- _PROBLEMS_
1. Could you summarize the text on the thermal properties of autoclaved aerated concrete in two sentences?
2. Could you quote the text on the thermal properties of autoclaved aerated concrete, beginning at the words "The U_wall-value is" and stopping after "width of ≥42 cm."?

- _PROVIDED TEXT_
* * * * * * *
Thermal properties are specified in EN 1745 [12]. Manufacturers declare λ_10,dry,mat using this standard or by performing thermal conductivity tests (

Table 1. Thermal properties of autoclaved aerated concrete.

Density of the Material (Net Dry Density)	λ10,dry,mat According to EN 1745 [12] [W/(m·K)]		λ10,dry,mat According to Declaration of Performance of Selected Manufacturers [W/(m·K)]
[kg/m3]	p = 50%	p = 90%	Manuf. 1	Manuf. 2	Manuf. 3	Manuf. 4
300	0.072	0.085	0.075 (according to EN 1745)	0.072 (S1, p = 50%)	0.085 (S2, p = 90%)	0.080 (S2, p = 90%)
400	0.096	0.110	AAC densities for which it is not possible to meet thermal protection requirements with a wall thickness of 42 cm
500	0.120	0.130
600	0.150	0.160
700	0.170	0.180
800	0.190	0.210
900	0.220	0.240
1000	0.240	0.260

).

The performance parameters of modern masonry elements have been improved by the following [13,14]:

• Modification of the composition to achieve more favourable thermal properties;
• New ergonomic shapes of elements (vertical locks and grip holes);
• Use of new joining techniques for thin joints or warm mortars, enabling the construction of energy-efficient buildings [15].

The U_wall-value is a key parameter describing the thermal insulation properties of insulating and structural walls [16]. The required maximum U-value depends on national regulations. In European countries, it is approximately 0.20 W/m²K. This requires the use of low-density blocks with a width of ≥42 cm.
* * * * * * *
- _RECORD EXTRACTS_
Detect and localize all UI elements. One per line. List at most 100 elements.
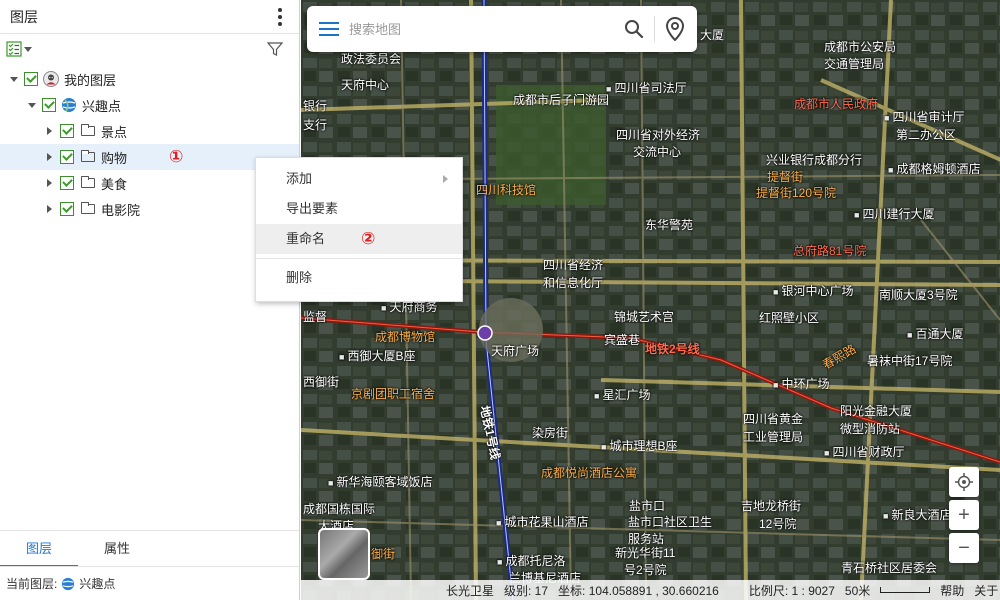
- menu-item-export-features[interactable]: 导出要素: [256, 194, 462, 224]
- map-label: 工业管理局: [743, 430, 804, 444]
- layer-checkbox[interactable]: [24, 72, 38, 86]
- zoom-out-button[interactable]: −: [949, 533, 979, 563]
- map-label: 四川省经济: [543, 258, 604, 272]
- menu-item-label: 导出要素: [286, 201, 339, 216]
- map-label: 东华警苑: [645, 218, 694, 232]
- map-label: 四川省对外经济: [616, 128, 701, 142]
- map-label: 银河中心广场: [773, 282, 853, 299]
- map-label: 南顺大厦3号院: [879, 288, 958, 302]
- tree-node-label: 电影院: [101, 202, 141, 218]
- globe-icon: [62, 577, 75, 590]
- zoom-level: 级别: 17: [504, 583, 549, 598]
- about-link[interactable]: 关于: [974, 582, 998, 599]
- filter-icon[interactable]: [267, 41, 283, 57]
- map-label: 成都国栋国际: [303, 502, 376, 516]
- current-layer-label: 当前图层:: [6, 577, 58, 591]
- map-label: 成都托尼洛: [497, 552, 565, 569]
- map-label: 星汇广场: [594, 386, 650, 403]
- menu-item-rename[interactable]: 重命名 ②: [256, 224, 462, 254]
- map-label: 四川省审计厅: [884, 108, 964, 125]
- map-label: 新华海颐客域饭店: [328, 473, 432, 490]
- map-label: 锦城艺术宫: [614, 310, 675, 324]
- tab-properties[interactable]: 属性: [78, 531, 156, 567]
- layer-checkbox[interactable]: [60, 124, 74, 138]
- expand-icon[interactable]: [47, 205, 52, 213]
- layer-checkbox[interactable]: [60, 150, 74, 164]
- map-label: 染房街: [532, 426, 569, 440]
- scale-unit: 50米: [844, 583, 871, 598]
- location-pin-icon[interactable]: [665, 17, 685, 41]
- tab-layers[interactable]: 图层: [0, 531, 78, 567]
- divider: [654, 16, 655, 42]
- folder-icon: [81, 176, 95, 188]
- zoom-in-button[interactable]: +: [949, 500, 979, 530]
- collapse-icon[interactable]: [28, 102, 36, 108]
- expand-icon[interactable]: [47, 127, 52, 135]
- expand-icon[interactable]: [47, 153, 52, 161]
- map-label: 交通管理局: [824, 57, 885, 71]
- layer-checkbox[interactable]: [60, 176, 74, 190]
- map-label: 12号院: [759, 517, 797, 531]
- menu-item-label: 添加: [286, 171, 313, 186]
- map-label: 四川科技馆: [476, 183, 537, 197]
- search-icon[interactable]: [624, 19, 644, 39]
- panel-toolbar: [0, 34, 299, 64]
- map-search-box: [307, 6, 697, 52]
- map-label: 天府中心: [341, 78, 390, 92]
- map-label: 微型消防站: [840, 422, 901, 436]
- map-label: 交流中心: [633, 145, 682, 159]
- crosshair-icon: [955, 473, 973, 491]
- tree-node-label: 景点: [101, 124, 128, 140]
- step-marker-1: ①: [169, 147, 184, 166]
- map-label: 四川省司法厅: [606, 79, 686, 96]
- map-label: 监督: [303, 310, 328, 324]
- help-link[interactable]: 帮助: [940, 582, 964, 599]
- map-label: 成都市公安局: [824, 40, 897, 54]
- expand-icon[interactable]: [47, 179, 52, 187]
- map-label: 总府路81号院: [793, 244, 867, 258]
- menu-icon[interactable]: [319, 22, 339, 36]
- map-label: 新良大酒店: [883, 506, 951, 523]
- search-input[interactable]: [349, 21, 624, 37]
- menu-item-label: 删除: [286, 270, 313, 285]
- map-label: 大厦: [700, 28, 725, 42]
- map-label: 成都格姆顿酒店: [888, 160, 980, 177]
- map-label: 第二办公区: [896, 128, 957, 142]
- map-label: 新光华街11: [615, 546, 676, 560]
- map-label: 银行: [303, 99, 328, 113]
- current-layer-value: 兴趣点: [79, 577, 116, 591]
- layer-checkbox[interactable]: [60, 202, 74, 216]
- globe-icon: [62, 98, 76, 112]
- map-label: 阳光金融大厦: [840, 404, 913, 418]
- panel-tabs: 图层 属性: [0, 530, 299, 567]
- tree-node-scenic[interactable]: 景点: [0, 118, 299, 144]
- tree-node-my-layers[interactable]: 我的图层: [0, 66, 299, 92]
- locate-me-button[interactable]: [949, 467, 979, 497]
- map-label: 红照壁小区: [759, 311, 820, 325]
- menu-item-delete[interactable]: 删除: [256, 263, 462, 293]
- imagery-source: 长光卫星: [446, 583, 495, 598]
- panel-title: 图层: [10, 8, 38, 25]
- map-label: 四川省黄金: [743, 412, 804, 426]
- map-label: 青石桥社区居委会: [841, 561, 938, 575]
- tree-node-label: 我的图层: [64, 72, 117, 88]
- folder-icon: [81, 202, 95, 214]
- menu-item-label: 重命名: [286, 231, 326, 246]
- map-label: 京剧团职工宿舍: [351, 387, 436, 401]
- map-label: 兴业银行成都分行: [766, 153, 863, 167]
- more-options-icon[interactable]: [271, 7, 289, 27]
- map-label: 盐市口: [629, 499, 666, 513]
- layer-list-menu-icon[interactable]: [6, 41, 32, 57]
- menu-item-add[interactable]: 添加: [256, 164, 462, 194]
- menu-divider: [256, 258, 462, 259]
- map-label: 城市花果山酒店: [496, 513, 588, 530]
- layer-checkbox[interactable]: [42, 98, 56, 112]
- tree-node-poi[interactable]: 兴趣点: [0, 92, 299, 118]
- map-label: 成都悦尚酒店公寓: [541, 466, 638, 480]
- collapse-icon[interactable]: [10, 76, 18, 82]
- map-label: 中环广场: [773, 375, 829, 392]
- map-label: 支行: [303, 118, 328, 132]
- basemap-switcher-thumbnail[interactable]: [318, 528, 370, 580]
- tree-node-label: 兴趣点: [82, 98, 122, 114]
- map-label: 西御大厦B座: [339, 347, 415, 364]
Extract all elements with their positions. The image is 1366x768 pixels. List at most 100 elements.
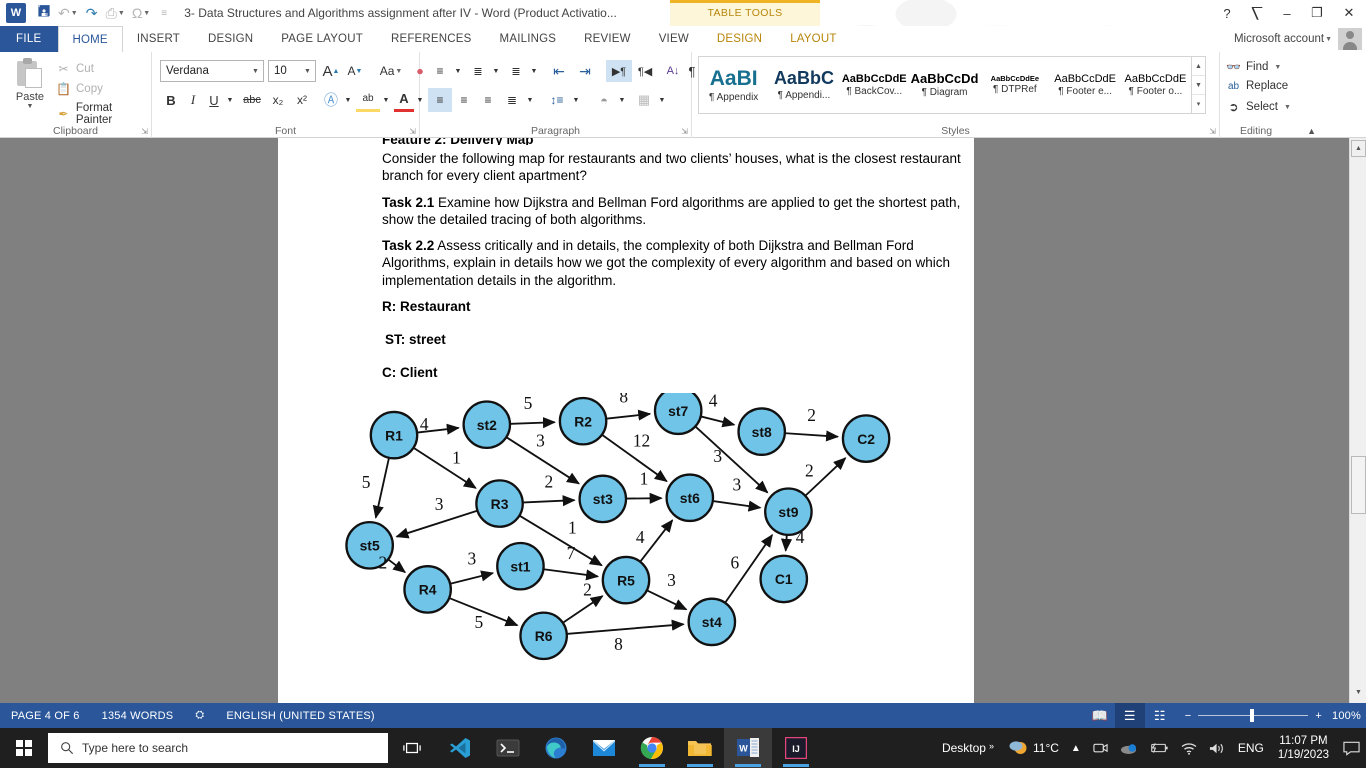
symbol-icon[interactable]: Ω ▼ xyxy=(129,2,153,24)
taskbar-app-chrome[interactable] xyxy=(628,728,676,768)
justify-dropdown[interactable]: ▼ xyxy=(524,88,536,112)
borders-button[interactable]: ▦ xyxy=(632,88,656,112)
tab-review[interactable]: REVIEW xyxy=(570,26,645,52)
align-center-button[interactable]: ≡ xyxy=(452,88,476,112)
taskbar-app-vscode[interactable] xyxy=(436,728,484,768)
taskbar-app-mail[interactable] xyxy=(580,728,628,768)
style-item[interactable]: AaBbCcDdE ¶ Footer e... xyxy=(1050,57,1121,113)
notifications-button[interactable] xyxy=(1337,741,1366,756)
change-case-button[interactable]: Aa ▼ xyxy=(374,60,408,82)
volume-tray-button[interactable] xyxy=(1203,742,1232,755)
document-body[interactable]: Consider the following map for restauran… xyxy=(382,150,972,398)
shrink-font-button[interactable]: A ▼ xyxy=(344,60,366,82)
highlight-button[interactable]: ab xyxy=(356,88,380,112)
cut-button[interactable]: ✂ Cut xyxy=(56,62,93,76)
zoom-in-button[interactable]: + xyxy=(1315,710,1322,722)
decrease-indent-button[interactable]: ⇤ xyxy=(546,60,572,82)
account-menu[interactable]: Microsoft account ▼ xyxy=(1234,26,1332,52)
underline-dropdown[interactable]: ▼ xyxy=(224,88,236,112)
weather-widget[interactable]: 11°C xyxy=(1002,739,1065,757)
style-item[interactable]: AaBbCcDdEe ¶ DTPRef xyxy=(980,57,1051,113)
word-count[interactable]: 1354 WORDS xyxy=(91,710,185,722)
numbering-dropdown[interactable]: ▼ xyxy=(490,60,502,82)
document-page[interactable]: Feature 2: Delivery Map Consider the fol… xyxy=(278,138,974,703)
tab-table-layout[interactable]: LAYOUT xyxy=(776,26,850,52)
tab-insert[interactable]: INSERT xyxy=(123,26,194,52)
camera-tray-button[interactable] xyxy=(1087,741,1114,755)
tab-references[interactable]: REFERENCES xyxy=(377,26,486,52)
search-input[interactable]: Type here to search xyxy=(48,733,388,763)
zoom-track[interactable] xyxy=(1198,709,1309,722)
help-icon[interactable]: ? xyxy=(1212,0,1242,26)
numbering-button[interactable]: ≣ xyxy=(466,60,490,82)
style-item[interactable]: AaBbCcDd ¶ Diagram xyxy=(910,57,981,113)
italic-button[interactable]: I xyxy=(182,88,204,112)
taskbar-app-file-explorer[interactable] xyxy=(676,728,724,768)
bold-button[interactable]: B xyxy=(160,88,182,112)
styles-dialog-launcher-icon[interactable]: ⇲ xyxy=(1209,127,1216,136)
sort-button[interactable]: A↓ xyxy=(662,60,684,82)
overflow-chevron-icon[interactable]: » xyxy=(989,741,994,751)
multilevel-dropdown[interactable]: ▼ xyxy=(528,60,540,82)
text-effects-button[interactable]: Ⓐ xyxy=(320,88,342,112)
paste-button[interactable]: Paste ▼ xyxy=(8,56,52,118)
customize-qat-icon[interactable]: ≡ xyxy=(154,2,174,24)
zoom-thumb[interactable] xyxy=(1250,709,1255,722)
avatar[interactable] xyxy=(1338,28,1362,50)
scrollbar-thumb[interactable] xyxy=(1351,456,1366,514)
styles-gallery-scrollbar[interactable]: ▲ ▼ ▾ xyxy=(1191,57,1205,113)
justify-button[interactable]: ≣ xyxy=(500,88,524,112)
document-area[interactable]: Feature 2: Delivery Map Consider the fol… xyxy=(0,138,1366,703)
font-color-button[interactable]: A xyxy=(394,88,414,112)
select-button[interactable]: ➲ Select ▼ xyxy=(1226,100,1290,114)
clock[interactable]: 11:07 PM 1/19/2023 xyxy=(1270,734,1337,763)
tab-page-layout[interactable]: PAGE LAYOUT xyxy=(267,26,377,52)
styles-gallery[interactable]: AaBI ¶ Appendix AaBbC ¶ Appendi... AaBbC… xyxy=(698,56,1206,114)
wifi-tray-button[interactable] xyxy=(1175,742,1203,755)
taskbar-app-edge[interactable] xyxy=(532,728,580,768)
tab-mailings[interactable]: MAILINGS xyxy=(486,26,571,52)
font-dialog-launcher-icon[interactable]: ⇲ xyxy=(409,127,416,136)
style-item[interactable]: AaBbCcDdE ¶ BackCov... xyxy=(840,57,910,113)
scroll-down-icon[interactable]: ▼ xyxy=(1351,684,1366,701)
styles-scroll-down-icon[interactable]: ▼ xyxy=(1192,76,1205,95)
task-view-button[interactable] xyxy=(388,728,436,768)
increase-indent-button[interactable]: ⇥ xyxy=(572,60,598,82)
format-painter-button[interactable]: ✒ Format Painter xyxy=(56,102,151,126)
shading-button[interactable]: ◓ xyxy=(592,88,616,112)
clipboard-dialog-launcher-icon[interactable]: ⇲ xyxy=(141,127,148,136)
ribbon-display-options-icon[interactable]: ⎲ xyxy=(1242,0,1272,26)
desktop-label-group[interactable]: Desktop » xyxy=(934,741,1002,755)
save-icon[interactable]: 🖪 xyxy=(34,2,54,24)
tab-view[interactable]: VIEW xyxy=(645,26,703,52)
print-layout-button[interactable]: ☰ xyxy=(1114,703,1145,728)
borders-dropdown[interactable]: ▼ xyxy=(656,88,668,112)
align-left-button[interactable]: ≡ xyxy=(428,88,452,112)
undo-icon[interactable]: ↶ ▼ xyxy=(55,2,81,24)
show-hidden-icons-button[interactable]: ▲ xyxy=(1065,743,1087,754)
shading-dropdown[interactable]: ▼ xyxy=(616,88,628,112)
vertical-scrollbar[interactable]: ▲ ▼ xyxy=(1349,138,1366,703)
page-indicator[interactable]: PAGE 4 OF 6 xyxy=(0,710,91,722)
superscript-button[interactable]: x² xyxy=(290,88,314,112)
start-button[interactable] xyxy=(0,728,48,768)
print-preview-icon[interactable]: ⎙ ▼ xyxy=(103,2,128,24)
onedrive-tray-button[interactable] xyxy=(1114,742,1143,755)
line-spacing-dropdown[interactable]: ▼ xyxy=(570,88,582,112)
redo-icon[interactable]: ↷ xyxy=(82,2,102,24)
zoom-out-button[interactable]: − xyxy=(1185,710,1192,722)
scroll-up-icon[interactable]: ▲ xyxy=(1351,140,1366,157)
tab-home[interactable]: HOME xyxy=(57,26,123,52)
tab-table-design[interactable]: DESIGN xyxy=(703,26,776,52)
proofing-status[interactable]: ⛭ xyxy=(184,709,215,722)
font-size-combobox[interactable]: 10 ▼ xyxy=(268,60,316,82)
tab-file[interactable]: FILE xyxy=(0,26,58,52)
web-layout-button[interactable]: ☷ xyxy=(1145,703,1175,728)
language-indicator[interactable]: ENG xyxy=(1232,741,1270,755)
styles-more-icon[interactable]: ▾ xyxy=(1192,95,1205,113)
styles-scroll-up-icon[interactable]: ▲ xyxy=(1192,57,1205,76)
font-name-combobox[interactable]: Verdana ▼ xyxy=(160,60,264,82)
line-spacing-button[interactable]: ↕≡ xyxy=(544,88,570,112)
paragraph-dialog-launcher-icon[interactable]: ⇲ xyxy=(681,127,688,136)
rtl-text-direction-button[interactable]: ¶◀ xyxy=(632,60,658,82)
* * * * * * *
- _SOLUTIONS TO THE PROBLEMS_
1. Thermal properties are specified in EN 1745, and manufacturers declare λ10,dry,mat using this standard or by performing thermal conductivity tests. Modern masonry elements have been improved through modified composition, new ergonomic shapes, and new joining techniques, while the required maximum U-value of about 0.20 W/m²K in European countries calls for low-density blocks at least 42 cm wide.

2.
The U_wall-value is a key parameter describing the thermal insulation properties of insulating and structural walls [16]. The required maximum U-value depends on national regulations. In European countries, it is approximately 0.20 W/m²K. This requires the use of low-density blocks with a width of ≥42 cm.